Return all lines that include the string "Singapore".

- - - - -

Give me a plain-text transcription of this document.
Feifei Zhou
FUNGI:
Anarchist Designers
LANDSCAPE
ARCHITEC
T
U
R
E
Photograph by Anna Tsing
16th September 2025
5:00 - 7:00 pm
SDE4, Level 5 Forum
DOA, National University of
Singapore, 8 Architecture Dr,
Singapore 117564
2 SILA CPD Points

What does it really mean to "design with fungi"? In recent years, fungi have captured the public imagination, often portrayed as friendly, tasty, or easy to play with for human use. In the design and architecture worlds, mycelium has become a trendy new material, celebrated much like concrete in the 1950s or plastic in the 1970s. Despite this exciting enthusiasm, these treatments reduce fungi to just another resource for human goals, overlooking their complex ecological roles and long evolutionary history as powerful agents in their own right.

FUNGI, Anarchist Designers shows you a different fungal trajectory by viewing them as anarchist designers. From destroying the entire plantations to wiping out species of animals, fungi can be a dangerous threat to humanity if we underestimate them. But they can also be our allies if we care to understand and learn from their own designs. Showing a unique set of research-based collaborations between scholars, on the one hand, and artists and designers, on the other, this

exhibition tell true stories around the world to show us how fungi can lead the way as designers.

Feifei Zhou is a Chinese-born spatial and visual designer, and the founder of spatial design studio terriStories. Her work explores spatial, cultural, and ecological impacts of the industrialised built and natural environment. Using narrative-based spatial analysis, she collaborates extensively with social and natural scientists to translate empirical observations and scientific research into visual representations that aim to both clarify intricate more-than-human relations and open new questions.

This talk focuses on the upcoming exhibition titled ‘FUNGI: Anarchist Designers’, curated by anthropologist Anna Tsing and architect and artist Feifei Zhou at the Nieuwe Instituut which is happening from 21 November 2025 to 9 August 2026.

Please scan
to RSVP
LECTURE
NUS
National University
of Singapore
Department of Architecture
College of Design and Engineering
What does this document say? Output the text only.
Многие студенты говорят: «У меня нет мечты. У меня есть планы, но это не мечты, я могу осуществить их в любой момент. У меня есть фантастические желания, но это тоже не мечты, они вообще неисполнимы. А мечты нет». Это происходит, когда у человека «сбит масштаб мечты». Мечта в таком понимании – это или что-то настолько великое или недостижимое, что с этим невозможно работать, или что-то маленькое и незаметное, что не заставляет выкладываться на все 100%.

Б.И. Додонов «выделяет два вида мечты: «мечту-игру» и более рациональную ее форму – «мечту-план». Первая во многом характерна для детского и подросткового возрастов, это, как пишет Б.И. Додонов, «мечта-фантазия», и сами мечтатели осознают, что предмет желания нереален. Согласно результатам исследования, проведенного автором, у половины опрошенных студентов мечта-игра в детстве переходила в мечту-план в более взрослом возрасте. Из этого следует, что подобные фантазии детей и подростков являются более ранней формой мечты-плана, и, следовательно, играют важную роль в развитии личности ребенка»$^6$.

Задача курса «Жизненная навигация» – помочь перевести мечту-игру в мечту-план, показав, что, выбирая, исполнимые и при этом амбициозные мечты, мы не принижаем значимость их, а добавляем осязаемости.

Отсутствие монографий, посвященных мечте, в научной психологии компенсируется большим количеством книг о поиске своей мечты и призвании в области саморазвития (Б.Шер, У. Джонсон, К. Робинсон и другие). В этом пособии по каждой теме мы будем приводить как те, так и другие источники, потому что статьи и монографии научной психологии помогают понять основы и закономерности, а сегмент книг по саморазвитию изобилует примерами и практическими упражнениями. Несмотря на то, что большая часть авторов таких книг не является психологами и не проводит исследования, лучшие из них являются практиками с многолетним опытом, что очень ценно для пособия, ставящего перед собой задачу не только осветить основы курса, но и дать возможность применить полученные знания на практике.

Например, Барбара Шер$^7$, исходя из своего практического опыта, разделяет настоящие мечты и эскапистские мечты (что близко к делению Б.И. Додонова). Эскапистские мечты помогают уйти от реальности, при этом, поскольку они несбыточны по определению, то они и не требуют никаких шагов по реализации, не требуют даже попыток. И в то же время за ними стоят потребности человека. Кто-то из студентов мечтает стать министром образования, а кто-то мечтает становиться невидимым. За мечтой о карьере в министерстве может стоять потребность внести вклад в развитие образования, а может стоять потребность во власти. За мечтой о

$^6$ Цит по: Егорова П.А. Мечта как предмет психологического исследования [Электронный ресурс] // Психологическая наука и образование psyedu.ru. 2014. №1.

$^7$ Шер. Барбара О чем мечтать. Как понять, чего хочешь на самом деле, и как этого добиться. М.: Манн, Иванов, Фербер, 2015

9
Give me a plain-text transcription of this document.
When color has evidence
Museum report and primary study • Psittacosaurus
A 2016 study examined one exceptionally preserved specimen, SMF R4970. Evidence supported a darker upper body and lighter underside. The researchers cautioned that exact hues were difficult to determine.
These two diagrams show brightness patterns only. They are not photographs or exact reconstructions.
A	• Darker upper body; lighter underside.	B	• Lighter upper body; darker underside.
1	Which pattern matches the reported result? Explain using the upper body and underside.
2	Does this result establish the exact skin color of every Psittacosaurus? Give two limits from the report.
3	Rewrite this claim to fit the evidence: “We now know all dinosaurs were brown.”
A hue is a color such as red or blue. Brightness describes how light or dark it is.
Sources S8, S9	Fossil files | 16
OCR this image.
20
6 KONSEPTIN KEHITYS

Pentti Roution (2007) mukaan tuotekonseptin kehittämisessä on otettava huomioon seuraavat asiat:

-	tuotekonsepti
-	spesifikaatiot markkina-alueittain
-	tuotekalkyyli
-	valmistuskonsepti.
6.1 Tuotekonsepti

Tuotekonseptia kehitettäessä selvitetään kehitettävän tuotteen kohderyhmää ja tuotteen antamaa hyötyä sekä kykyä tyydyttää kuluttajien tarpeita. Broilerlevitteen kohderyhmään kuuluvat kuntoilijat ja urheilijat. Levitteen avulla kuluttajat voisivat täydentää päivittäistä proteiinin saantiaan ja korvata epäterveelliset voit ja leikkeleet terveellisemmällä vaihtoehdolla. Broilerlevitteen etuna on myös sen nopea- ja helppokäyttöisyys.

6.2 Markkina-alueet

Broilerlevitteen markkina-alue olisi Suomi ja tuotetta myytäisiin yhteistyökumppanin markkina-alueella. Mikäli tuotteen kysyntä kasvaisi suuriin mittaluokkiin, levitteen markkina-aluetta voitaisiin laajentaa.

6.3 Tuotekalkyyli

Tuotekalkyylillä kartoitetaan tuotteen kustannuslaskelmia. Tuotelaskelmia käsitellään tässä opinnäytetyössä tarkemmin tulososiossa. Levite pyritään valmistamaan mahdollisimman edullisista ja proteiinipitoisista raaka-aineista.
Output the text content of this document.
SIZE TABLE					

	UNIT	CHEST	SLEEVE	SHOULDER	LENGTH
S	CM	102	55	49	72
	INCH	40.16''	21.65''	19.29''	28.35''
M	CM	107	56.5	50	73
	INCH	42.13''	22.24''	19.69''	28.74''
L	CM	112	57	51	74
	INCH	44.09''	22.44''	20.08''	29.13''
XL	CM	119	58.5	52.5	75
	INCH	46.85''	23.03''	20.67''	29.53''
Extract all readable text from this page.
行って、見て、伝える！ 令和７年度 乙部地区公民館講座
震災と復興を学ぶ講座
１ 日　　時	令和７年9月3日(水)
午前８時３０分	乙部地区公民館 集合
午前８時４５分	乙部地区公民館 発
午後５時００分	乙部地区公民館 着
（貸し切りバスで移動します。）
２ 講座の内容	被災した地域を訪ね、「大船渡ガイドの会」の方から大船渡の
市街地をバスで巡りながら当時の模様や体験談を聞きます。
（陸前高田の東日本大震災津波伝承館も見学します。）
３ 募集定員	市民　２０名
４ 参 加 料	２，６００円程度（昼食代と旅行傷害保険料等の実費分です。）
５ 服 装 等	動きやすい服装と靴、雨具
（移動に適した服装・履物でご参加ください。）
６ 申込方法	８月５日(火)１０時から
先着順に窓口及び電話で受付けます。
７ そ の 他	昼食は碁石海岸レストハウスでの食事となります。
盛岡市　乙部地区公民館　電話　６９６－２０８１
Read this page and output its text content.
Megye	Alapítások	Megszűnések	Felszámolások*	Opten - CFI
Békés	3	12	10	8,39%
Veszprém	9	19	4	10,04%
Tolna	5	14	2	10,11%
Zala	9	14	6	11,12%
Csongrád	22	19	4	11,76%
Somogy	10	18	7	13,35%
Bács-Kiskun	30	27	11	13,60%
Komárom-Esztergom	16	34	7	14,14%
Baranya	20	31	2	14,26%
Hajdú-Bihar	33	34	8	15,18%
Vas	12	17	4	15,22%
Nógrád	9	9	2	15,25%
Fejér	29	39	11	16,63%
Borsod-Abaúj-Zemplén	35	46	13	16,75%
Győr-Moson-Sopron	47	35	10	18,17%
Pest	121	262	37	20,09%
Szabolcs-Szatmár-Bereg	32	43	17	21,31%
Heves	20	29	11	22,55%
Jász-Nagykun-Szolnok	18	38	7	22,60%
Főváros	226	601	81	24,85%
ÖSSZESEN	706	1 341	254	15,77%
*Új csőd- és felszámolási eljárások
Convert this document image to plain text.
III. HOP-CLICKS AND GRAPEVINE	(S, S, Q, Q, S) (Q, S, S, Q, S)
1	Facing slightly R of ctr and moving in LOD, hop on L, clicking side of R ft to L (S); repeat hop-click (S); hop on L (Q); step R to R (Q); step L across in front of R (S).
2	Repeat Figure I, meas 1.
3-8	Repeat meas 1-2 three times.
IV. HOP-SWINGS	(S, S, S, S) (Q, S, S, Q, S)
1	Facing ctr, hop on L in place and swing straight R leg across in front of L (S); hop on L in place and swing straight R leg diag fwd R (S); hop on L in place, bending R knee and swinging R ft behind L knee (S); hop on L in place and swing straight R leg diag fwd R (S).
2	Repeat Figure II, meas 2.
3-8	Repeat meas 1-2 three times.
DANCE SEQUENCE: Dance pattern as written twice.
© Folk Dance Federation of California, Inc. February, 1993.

- - - - -

◆ TASK OUTPUT:
Singapore, 8 Architecture Dr,
Singapore 117564
of Singapore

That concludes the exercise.